■ REQUIRED TASK ■
Extract every line that contains the string "Miasto".

Records:
^^^^

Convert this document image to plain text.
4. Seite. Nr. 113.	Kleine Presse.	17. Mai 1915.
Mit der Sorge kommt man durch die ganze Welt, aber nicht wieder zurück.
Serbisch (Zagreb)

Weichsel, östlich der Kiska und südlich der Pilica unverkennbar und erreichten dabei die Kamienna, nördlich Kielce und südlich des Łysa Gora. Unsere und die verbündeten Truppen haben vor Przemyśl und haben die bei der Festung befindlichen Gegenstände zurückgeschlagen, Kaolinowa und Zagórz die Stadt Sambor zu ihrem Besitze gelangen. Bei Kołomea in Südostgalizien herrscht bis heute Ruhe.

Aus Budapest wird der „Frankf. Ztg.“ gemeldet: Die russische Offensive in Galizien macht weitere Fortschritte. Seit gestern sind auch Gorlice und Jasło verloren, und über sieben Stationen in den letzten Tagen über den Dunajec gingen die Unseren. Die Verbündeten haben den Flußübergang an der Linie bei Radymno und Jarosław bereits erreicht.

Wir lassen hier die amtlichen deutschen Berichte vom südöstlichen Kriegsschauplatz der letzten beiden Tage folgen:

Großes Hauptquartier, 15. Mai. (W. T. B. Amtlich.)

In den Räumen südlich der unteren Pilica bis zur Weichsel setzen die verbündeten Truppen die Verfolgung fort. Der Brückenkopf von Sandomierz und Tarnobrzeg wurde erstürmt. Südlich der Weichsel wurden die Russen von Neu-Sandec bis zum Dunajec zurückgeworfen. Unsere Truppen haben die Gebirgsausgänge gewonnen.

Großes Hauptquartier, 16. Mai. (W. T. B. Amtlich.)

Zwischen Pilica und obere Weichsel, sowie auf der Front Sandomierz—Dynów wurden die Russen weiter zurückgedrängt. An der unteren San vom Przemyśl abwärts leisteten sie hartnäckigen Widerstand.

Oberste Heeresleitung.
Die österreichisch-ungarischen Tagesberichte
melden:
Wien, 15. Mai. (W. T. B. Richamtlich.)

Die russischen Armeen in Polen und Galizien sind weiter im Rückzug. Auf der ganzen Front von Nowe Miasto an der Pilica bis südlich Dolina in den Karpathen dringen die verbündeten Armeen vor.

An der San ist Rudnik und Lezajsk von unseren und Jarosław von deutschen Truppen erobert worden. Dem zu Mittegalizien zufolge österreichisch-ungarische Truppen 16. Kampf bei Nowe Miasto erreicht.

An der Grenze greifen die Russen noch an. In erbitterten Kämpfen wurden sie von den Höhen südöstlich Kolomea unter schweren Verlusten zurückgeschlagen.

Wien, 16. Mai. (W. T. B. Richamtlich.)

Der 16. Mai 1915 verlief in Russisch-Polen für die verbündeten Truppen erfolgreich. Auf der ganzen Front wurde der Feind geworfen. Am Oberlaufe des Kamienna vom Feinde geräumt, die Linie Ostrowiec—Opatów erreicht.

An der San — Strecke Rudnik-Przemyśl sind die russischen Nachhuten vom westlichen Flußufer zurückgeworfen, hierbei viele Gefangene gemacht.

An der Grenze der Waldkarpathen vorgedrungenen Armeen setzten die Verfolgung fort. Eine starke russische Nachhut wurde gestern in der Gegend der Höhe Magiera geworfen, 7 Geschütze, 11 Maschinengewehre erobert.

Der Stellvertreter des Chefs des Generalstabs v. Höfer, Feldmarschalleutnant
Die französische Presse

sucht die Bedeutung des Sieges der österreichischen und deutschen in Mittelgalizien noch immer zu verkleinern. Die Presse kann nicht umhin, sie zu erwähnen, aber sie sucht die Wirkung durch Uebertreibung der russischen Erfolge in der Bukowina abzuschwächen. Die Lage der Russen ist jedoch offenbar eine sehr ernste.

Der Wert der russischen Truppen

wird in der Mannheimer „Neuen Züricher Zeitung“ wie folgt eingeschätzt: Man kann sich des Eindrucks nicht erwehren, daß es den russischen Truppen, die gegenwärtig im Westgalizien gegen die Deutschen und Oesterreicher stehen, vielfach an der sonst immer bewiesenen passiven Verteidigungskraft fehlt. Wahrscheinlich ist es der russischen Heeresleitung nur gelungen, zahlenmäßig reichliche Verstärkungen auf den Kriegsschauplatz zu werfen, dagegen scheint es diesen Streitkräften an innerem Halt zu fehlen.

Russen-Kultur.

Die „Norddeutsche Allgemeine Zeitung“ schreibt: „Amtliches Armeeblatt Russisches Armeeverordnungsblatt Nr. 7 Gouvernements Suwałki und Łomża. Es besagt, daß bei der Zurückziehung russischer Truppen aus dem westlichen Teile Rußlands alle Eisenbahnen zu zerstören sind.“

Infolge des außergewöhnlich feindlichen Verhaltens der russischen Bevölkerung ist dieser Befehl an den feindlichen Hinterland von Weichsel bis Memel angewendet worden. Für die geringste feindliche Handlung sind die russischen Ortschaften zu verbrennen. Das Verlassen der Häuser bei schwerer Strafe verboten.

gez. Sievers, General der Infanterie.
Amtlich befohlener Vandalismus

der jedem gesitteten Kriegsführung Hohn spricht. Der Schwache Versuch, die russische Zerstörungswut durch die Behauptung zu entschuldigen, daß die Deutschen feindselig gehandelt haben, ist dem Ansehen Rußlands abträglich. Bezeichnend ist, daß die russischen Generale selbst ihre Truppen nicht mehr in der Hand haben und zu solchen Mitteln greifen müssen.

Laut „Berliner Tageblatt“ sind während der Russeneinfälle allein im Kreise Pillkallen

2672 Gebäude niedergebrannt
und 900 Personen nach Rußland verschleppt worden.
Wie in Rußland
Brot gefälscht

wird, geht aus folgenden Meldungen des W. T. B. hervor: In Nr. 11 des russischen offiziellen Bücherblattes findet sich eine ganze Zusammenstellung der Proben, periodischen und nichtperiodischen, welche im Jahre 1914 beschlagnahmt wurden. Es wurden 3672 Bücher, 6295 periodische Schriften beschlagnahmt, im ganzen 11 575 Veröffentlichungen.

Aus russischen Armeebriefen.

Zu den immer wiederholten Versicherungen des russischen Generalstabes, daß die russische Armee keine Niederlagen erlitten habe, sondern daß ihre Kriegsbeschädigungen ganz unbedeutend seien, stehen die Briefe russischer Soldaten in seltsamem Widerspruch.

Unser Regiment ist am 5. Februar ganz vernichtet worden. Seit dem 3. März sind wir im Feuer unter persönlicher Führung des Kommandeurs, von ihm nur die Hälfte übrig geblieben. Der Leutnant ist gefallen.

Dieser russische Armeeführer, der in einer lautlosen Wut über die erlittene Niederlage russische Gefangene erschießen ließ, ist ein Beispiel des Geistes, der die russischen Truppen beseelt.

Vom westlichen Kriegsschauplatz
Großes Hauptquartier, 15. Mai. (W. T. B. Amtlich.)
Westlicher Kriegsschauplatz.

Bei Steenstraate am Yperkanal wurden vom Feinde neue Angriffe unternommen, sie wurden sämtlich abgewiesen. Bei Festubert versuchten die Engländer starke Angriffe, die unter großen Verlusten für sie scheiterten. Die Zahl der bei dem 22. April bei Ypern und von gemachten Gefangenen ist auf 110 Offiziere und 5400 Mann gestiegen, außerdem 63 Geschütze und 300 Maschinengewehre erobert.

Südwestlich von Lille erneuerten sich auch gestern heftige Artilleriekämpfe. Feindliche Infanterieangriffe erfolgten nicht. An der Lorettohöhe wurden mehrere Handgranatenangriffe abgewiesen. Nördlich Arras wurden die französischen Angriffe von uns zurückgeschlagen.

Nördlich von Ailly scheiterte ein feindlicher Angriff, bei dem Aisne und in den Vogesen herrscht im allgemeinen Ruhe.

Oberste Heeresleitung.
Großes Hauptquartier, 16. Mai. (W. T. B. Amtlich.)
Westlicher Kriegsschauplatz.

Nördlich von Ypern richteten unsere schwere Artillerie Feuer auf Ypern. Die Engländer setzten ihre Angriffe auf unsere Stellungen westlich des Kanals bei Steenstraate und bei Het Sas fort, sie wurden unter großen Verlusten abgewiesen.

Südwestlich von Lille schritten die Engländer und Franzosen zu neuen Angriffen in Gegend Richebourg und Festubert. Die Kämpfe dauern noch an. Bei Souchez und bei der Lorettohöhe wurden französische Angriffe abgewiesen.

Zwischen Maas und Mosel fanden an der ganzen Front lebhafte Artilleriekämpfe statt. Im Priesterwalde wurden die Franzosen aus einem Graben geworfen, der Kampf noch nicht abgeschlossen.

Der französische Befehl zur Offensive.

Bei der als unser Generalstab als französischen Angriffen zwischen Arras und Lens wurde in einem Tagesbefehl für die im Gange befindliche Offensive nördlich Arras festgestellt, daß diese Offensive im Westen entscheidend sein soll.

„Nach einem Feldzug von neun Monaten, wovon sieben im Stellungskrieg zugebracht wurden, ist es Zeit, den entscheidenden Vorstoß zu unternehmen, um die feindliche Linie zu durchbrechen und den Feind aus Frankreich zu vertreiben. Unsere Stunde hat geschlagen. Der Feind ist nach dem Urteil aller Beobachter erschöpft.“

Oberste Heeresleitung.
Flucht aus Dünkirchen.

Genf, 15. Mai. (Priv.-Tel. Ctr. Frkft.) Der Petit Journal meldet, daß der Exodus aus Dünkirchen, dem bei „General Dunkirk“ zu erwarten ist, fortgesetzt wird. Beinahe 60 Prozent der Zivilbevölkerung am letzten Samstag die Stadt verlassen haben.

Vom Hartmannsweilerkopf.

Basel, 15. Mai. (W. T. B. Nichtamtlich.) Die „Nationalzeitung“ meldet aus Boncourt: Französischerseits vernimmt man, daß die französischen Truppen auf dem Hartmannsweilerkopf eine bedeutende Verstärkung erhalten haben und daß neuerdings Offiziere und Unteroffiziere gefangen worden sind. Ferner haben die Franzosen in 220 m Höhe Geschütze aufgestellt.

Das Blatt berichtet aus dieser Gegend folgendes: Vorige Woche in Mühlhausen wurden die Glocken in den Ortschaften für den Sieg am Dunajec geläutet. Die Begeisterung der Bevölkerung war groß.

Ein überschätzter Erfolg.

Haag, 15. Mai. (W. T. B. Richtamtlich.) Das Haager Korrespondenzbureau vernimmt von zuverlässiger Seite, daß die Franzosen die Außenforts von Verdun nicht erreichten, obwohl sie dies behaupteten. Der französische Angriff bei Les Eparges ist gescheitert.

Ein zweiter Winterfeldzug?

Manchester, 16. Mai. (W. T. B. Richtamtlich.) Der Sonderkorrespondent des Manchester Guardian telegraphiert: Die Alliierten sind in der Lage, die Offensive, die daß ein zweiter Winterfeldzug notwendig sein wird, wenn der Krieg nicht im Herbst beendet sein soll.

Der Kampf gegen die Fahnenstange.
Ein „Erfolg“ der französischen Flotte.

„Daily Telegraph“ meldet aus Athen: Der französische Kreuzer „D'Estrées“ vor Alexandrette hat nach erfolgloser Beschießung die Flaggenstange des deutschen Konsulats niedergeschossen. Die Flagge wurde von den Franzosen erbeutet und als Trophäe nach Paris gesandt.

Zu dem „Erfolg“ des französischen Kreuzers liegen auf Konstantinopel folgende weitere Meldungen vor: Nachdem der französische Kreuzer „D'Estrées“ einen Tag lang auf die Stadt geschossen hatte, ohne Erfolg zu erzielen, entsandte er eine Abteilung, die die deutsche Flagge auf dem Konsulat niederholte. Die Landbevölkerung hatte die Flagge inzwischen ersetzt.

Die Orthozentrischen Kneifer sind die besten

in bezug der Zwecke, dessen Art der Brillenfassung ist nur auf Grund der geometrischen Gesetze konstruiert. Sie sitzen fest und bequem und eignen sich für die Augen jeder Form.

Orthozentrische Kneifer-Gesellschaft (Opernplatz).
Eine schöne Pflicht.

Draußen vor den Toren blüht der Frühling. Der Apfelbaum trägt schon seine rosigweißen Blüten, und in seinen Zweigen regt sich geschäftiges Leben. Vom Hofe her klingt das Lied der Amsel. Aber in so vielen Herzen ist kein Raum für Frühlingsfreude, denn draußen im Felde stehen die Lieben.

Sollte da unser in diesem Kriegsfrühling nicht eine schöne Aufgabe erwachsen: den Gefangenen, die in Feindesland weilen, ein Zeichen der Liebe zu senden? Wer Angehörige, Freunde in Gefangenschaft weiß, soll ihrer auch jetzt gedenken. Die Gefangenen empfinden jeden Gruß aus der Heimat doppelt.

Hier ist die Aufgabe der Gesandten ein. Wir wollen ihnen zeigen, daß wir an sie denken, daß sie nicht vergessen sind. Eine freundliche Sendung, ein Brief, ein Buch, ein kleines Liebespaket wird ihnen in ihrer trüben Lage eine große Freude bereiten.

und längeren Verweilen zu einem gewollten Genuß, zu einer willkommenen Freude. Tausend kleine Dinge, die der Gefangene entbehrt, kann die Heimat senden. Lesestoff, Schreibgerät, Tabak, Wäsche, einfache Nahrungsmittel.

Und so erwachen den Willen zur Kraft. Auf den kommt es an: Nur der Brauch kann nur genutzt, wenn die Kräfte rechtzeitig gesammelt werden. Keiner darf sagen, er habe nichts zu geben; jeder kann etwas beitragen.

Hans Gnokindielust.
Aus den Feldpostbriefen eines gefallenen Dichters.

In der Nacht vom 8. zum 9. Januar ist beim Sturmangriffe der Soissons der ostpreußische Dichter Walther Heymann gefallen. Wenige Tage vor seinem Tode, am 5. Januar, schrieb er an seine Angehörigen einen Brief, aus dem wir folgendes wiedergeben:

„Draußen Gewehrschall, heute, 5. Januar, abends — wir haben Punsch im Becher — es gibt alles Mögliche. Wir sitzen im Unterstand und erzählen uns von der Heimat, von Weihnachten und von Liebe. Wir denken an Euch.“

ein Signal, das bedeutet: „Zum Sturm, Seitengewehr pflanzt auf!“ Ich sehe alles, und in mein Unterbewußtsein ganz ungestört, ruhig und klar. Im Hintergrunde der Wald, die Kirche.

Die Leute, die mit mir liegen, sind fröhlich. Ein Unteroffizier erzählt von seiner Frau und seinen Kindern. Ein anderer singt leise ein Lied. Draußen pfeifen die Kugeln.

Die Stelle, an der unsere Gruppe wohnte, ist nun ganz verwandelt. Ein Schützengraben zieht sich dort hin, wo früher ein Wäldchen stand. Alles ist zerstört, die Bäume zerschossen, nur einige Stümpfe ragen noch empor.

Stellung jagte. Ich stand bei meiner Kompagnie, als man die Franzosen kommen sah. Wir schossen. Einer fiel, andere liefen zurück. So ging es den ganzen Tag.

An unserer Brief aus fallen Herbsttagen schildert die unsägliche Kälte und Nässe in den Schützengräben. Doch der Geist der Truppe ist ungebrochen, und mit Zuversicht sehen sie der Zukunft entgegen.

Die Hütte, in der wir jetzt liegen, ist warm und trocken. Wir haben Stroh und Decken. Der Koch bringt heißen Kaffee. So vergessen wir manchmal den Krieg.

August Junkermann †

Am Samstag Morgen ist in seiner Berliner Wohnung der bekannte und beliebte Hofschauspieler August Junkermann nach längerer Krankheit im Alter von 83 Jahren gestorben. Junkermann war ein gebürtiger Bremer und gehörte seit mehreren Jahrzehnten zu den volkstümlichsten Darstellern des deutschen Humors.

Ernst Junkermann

^^^^

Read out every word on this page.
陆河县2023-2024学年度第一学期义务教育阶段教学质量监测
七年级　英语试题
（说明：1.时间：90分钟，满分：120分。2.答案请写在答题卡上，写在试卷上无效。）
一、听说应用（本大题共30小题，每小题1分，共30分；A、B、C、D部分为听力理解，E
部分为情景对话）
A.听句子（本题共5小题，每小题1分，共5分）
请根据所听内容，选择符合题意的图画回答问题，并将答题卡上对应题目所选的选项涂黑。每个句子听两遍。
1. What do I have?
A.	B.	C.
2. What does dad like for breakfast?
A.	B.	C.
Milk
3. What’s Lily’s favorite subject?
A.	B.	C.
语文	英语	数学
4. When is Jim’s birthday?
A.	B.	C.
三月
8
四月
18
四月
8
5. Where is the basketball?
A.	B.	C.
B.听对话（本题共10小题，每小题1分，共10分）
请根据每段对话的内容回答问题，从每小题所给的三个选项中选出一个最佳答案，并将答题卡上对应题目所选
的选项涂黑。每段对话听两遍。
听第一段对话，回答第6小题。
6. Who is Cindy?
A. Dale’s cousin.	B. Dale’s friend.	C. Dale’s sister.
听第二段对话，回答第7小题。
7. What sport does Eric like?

^^^^

■ FINAL RESULT ■
Die russischen Armeen in Polen und Galizien sind weiter im Rückzug. Auf der ganzen Front von Nowe Miasto an der Pilica bis südlich Dolina in den Karpathen dringen die verbündeten Armeen vor.
An der San ist Rudnik und Lezajsk von unseren und Jarosław von deutschen Truppen erobert worden. Dem zu Mittegalizien zufolge österreichisch-ungarische Truppen 16. Kampf bei Nowe Miasto erreicht.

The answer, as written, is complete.